▶ _Work required_
Type out the records that follow, exactly as given.

▶ _Input material_
<<<<

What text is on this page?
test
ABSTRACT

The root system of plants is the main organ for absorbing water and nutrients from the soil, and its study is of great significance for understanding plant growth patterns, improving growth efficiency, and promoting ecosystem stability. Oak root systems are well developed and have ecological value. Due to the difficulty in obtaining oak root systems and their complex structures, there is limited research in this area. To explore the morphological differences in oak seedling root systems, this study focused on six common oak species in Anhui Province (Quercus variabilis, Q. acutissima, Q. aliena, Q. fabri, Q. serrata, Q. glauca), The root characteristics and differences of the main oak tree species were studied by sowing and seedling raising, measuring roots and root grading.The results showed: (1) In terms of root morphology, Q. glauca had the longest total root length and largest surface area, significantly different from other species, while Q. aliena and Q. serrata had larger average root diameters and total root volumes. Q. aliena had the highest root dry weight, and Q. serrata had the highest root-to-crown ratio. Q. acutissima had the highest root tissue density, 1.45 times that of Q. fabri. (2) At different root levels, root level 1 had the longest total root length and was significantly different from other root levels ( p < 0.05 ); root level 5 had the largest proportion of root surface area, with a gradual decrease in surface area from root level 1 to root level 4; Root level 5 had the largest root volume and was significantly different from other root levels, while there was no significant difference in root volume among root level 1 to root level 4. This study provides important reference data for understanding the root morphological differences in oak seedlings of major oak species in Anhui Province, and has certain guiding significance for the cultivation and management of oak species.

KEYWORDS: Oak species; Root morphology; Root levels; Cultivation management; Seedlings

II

>>>>

▶ _Worked solution_
What text is on this page?
test
ABSTRACT

The root system of plants is the main organ for absorbing water and nutrients from the soil, and its study is of great significance for understanding plant growth patterns, improving growth efficiency, and promoting ecosystem stability. Oak root systems are well developed and have ecological value. Due to the difficulty in obtaining oak root systems and their complex structures, there is limited research in this area. To explore the morphological differences in oak seedling root systems, this study focused on six common oak species in Anhui Province (Quercus variabilis, Q. acutissima, Q. aliena, Q. fabri, Q. serrata, Q. glauca), The root characteristics and differences of the main oak tree species were studied by sowing and seedling raising, measuring roots and root grading.The results showed: (1) In terms of root morphology, Q. glauca had the longest total root length and largest surface area, significantly different from other species, while Q. aliena and Q. serrata had larger average root diameters and total root volumes. Q. aliena had the highest root dry weight, and Q. serrata had the highest root-to-crown ratio. Q. acutissima had the highest root tissue density, 1.45 times that of Q. fabri. (2) At different root levels, root level 1 had the longest total root length and was significantly different from other root levels ( p < 0.05 ); root level 5 had the largest proportion of root surface area, with a gradual decrease in surface area from root level 1 to root level 4; Root level 5 had the largest root volume and was significantly different from other root levels, while there was no significant difference in root volume among root level 1 to root level 4. This study provides important reference data for understanding the root morphological differences in oak seedlings of major oak species in Anhui Province, and has certain guiding significance for the cultivation and management of oak species.

KEYWORDS: Oak species; Root morphology; Root levels; Cultivation management; Seedlings

II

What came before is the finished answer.